Work instructions:
Exactly reproduce the entries, dropping any pictures from your copy.

Data lines:
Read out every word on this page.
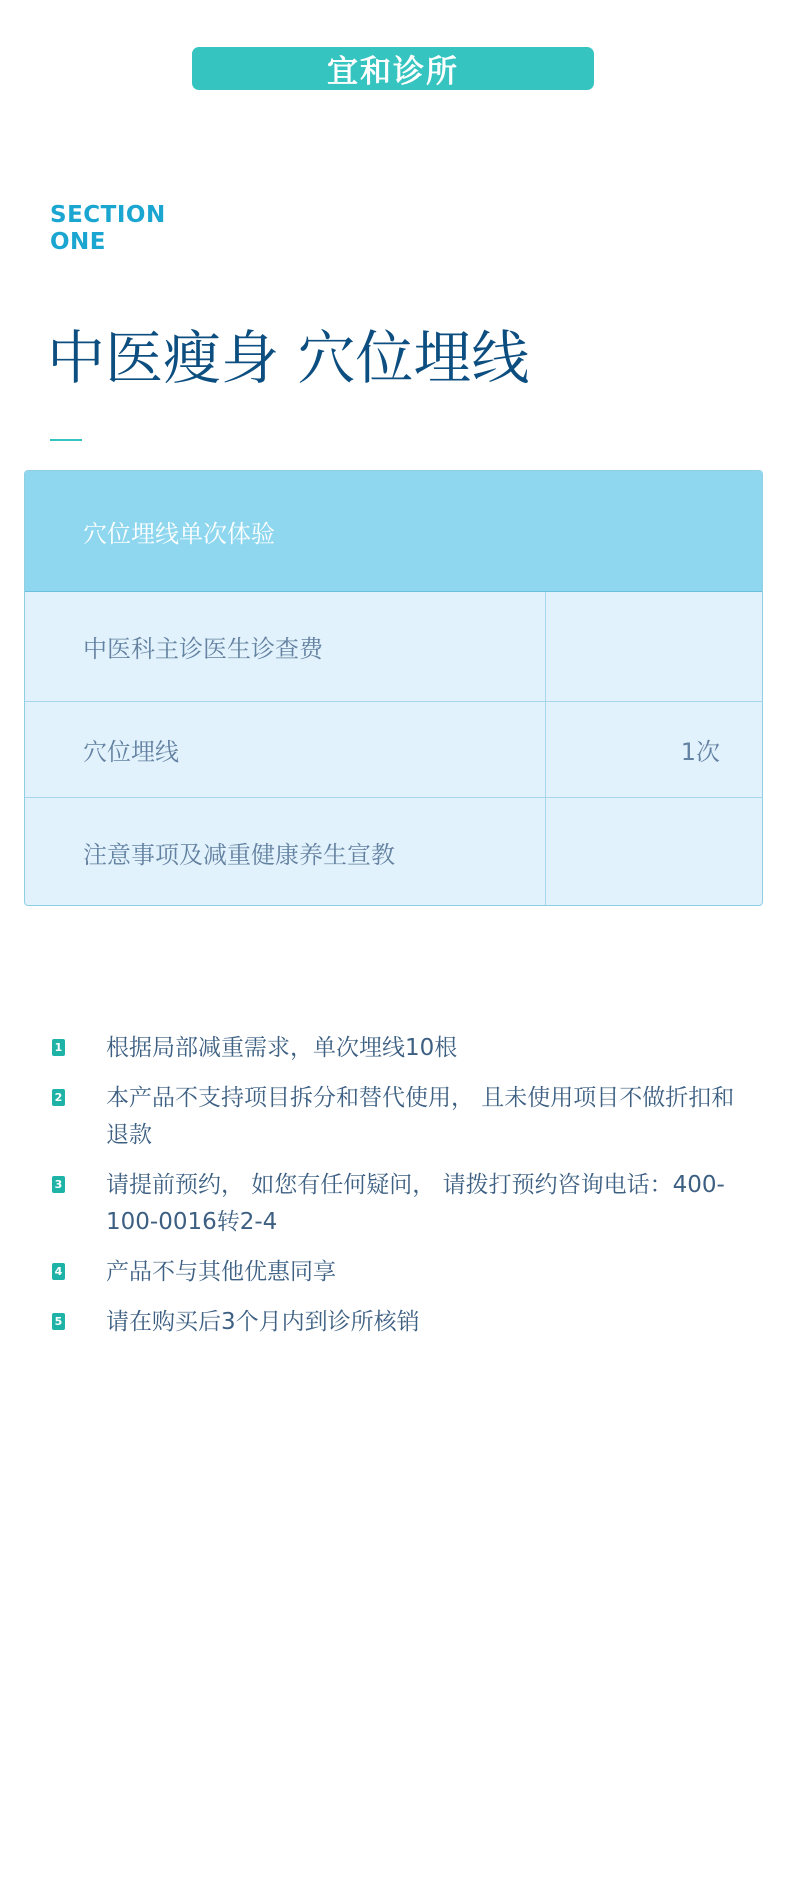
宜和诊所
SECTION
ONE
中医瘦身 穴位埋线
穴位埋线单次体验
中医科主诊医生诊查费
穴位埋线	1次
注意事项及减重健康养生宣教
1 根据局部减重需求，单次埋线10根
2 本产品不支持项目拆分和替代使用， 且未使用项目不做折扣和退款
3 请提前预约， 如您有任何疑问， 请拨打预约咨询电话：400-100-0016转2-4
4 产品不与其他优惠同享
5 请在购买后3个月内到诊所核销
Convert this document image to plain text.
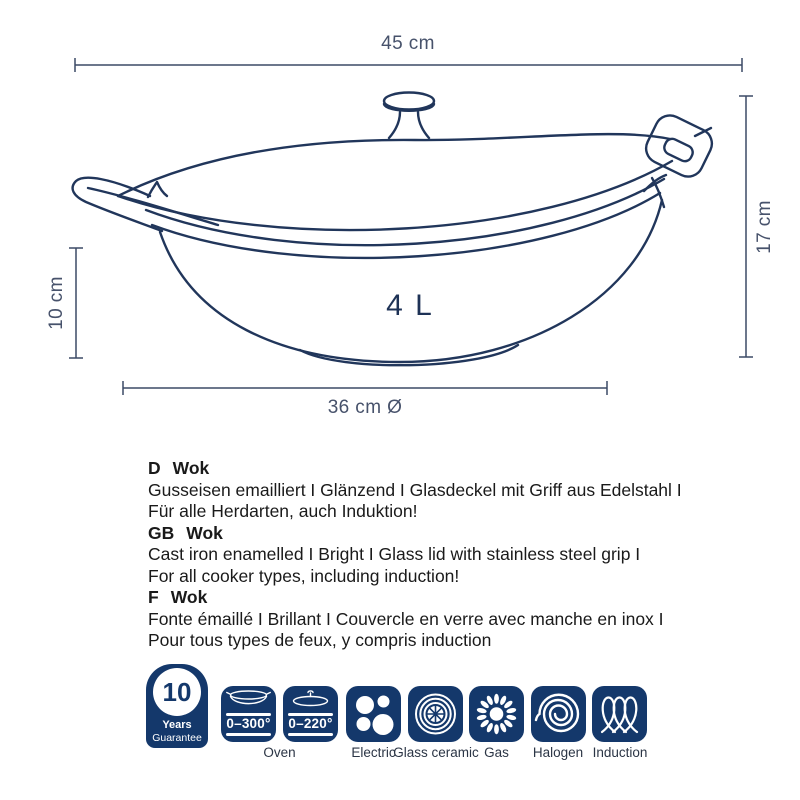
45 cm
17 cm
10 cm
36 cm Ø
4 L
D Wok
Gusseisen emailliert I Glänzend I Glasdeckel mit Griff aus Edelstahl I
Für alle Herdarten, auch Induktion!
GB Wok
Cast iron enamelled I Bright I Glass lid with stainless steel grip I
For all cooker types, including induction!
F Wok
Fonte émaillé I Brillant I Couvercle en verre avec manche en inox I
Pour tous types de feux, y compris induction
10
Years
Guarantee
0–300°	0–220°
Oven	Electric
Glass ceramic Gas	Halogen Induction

Exercise solution:
Read out every word on this page.
宜和诊所
SECTION
ONE
中医瘦身 穴位埋线
穴位埋线单次体验
中医科主诊医生诊查费
穴位埋线	1次
注意事项及减重健康养生宣教
1 根据局部减重需求，单次埋线10根
2 本产品不支持项目拆分和替代使用， 且未使用项目不做折扣和退款
3 请提前预约， 如您有任何疑问， 请拨打预约咨询电话：400-100-0016转2-4
4 产品不与其他优惠同享
5 请在购买后3个月内到诊所核销
Convert this document image to plain text.
45 cm
17 cm
10 cm
36 cm Ø
4 L
D Wok
Gusseisen emailliert I Glänzend I Glasdeckel mit Griff aus Edelstahl I
Für alle Herdarten, auch Induktion!
GB Wok
Cast iron enamelled I Bright I Glass lid with stainless steel grip I
For all cooker types, including induction!
F Wok
Fonte émaillé I Brillant I Couvercle en verre avec manche en inox I
Pour tous types de feux, y compris induction
10
Years
Guarantee
0–300°	0–220°
Oven	Electric
Glass ceramic Gas	Halogen Induction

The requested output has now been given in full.